YOUR OBJECTIVE: Scan the lines below; pull out those with "name".

RECORDS SUPPLIED:
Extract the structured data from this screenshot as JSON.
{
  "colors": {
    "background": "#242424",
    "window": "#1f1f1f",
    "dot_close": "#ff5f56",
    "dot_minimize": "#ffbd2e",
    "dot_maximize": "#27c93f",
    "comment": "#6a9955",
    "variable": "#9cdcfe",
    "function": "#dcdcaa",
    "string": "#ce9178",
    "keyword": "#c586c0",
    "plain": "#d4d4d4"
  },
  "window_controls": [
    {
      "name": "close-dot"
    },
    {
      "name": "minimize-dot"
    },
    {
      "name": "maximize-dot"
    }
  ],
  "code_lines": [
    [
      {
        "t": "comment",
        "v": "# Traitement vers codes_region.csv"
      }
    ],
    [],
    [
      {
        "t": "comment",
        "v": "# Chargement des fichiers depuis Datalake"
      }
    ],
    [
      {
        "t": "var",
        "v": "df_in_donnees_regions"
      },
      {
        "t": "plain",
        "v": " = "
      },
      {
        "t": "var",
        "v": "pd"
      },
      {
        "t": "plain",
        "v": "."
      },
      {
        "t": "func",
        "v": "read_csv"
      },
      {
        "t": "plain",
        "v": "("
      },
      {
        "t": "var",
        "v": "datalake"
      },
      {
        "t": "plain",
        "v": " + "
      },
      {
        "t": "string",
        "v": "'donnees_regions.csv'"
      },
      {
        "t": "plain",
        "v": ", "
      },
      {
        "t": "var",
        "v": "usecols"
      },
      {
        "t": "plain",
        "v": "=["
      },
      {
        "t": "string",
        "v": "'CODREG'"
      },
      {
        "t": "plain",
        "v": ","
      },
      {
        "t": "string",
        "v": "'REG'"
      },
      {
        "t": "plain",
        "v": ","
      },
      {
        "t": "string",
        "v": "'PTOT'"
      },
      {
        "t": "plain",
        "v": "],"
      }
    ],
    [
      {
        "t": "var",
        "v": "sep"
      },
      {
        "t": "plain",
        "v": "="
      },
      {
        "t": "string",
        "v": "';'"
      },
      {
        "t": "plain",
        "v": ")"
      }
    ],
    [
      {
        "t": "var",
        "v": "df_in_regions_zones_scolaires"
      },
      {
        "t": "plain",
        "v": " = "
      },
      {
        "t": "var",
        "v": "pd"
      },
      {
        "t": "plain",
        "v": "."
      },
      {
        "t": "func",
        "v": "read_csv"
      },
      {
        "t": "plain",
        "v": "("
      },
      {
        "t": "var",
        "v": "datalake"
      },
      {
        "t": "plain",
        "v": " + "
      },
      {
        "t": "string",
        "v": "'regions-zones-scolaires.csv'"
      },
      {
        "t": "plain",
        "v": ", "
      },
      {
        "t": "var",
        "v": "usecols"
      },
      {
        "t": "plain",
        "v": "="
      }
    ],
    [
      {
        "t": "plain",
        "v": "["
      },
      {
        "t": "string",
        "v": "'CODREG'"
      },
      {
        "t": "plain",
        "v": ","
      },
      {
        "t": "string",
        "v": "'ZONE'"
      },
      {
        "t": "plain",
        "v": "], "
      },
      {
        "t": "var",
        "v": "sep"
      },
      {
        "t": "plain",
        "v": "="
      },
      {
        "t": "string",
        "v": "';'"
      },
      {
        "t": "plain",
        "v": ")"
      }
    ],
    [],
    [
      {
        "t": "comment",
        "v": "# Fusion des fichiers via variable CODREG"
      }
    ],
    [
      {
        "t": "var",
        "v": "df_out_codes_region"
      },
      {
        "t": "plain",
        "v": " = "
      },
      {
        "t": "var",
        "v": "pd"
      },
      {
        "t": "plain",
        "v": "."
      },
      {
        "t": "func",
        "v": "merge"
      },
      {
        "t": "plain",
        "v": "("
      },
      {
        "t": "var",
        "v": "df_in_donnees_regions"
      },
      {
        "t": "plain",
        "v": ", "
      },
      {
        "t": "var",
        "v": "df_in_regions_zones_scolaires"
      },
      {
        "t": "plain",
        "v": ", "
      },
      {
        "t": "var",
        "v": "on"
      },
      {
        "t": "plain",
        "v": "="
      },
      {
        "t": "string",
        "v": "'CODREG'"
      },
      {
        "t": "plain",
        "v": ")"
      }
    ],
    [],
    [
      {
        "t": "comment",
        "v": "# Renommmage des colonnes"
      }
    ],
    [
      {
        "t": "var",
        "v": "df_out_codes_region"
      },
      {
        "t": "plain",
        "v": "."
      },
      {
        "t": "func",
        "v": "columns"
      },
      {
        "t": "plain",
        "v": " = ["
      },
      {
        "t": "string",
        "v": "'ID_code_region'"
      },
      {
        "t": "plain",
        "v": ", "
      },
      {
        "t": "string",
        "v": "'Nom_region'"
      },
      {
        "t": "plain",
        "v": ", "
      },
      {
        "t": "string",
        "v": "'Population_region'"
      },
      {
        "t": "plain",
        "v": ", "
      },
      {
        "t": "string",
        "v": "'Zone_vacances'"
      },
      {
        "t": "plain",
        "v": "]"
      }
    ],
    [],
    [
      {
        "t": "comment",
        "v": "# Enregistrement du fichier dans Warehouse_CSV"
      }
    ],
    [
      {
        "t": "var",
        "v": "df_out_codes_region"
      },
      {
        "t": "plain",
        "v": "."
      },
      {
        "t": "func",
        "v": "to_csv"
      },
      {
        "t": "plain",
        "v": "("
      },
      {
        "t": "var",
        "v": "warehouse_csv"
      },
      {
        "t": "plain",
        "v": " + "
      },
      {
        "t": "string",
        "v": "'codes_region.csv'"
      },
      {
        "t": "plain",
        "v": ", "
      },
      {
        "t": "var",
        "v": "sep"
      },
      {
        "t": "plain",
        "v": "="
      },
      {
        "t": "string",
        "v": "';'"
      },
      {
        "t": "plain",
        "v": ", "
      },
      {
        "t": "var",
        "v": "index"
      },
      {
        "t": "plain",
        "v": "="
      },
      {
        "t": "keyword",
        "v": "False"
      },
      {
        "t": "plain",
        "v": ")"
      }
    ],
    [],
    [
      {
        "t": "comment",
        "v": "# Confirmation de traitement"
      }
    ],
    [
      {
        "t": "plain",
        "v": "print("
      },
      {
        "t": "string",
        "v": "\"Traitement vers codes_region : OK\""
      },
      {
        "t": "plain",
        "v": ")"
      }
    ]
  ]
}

ANSWER TO THIS TASK:
      "name": "close-dot"
      "name": "minimize-dot"
      "name": "maximize-dot"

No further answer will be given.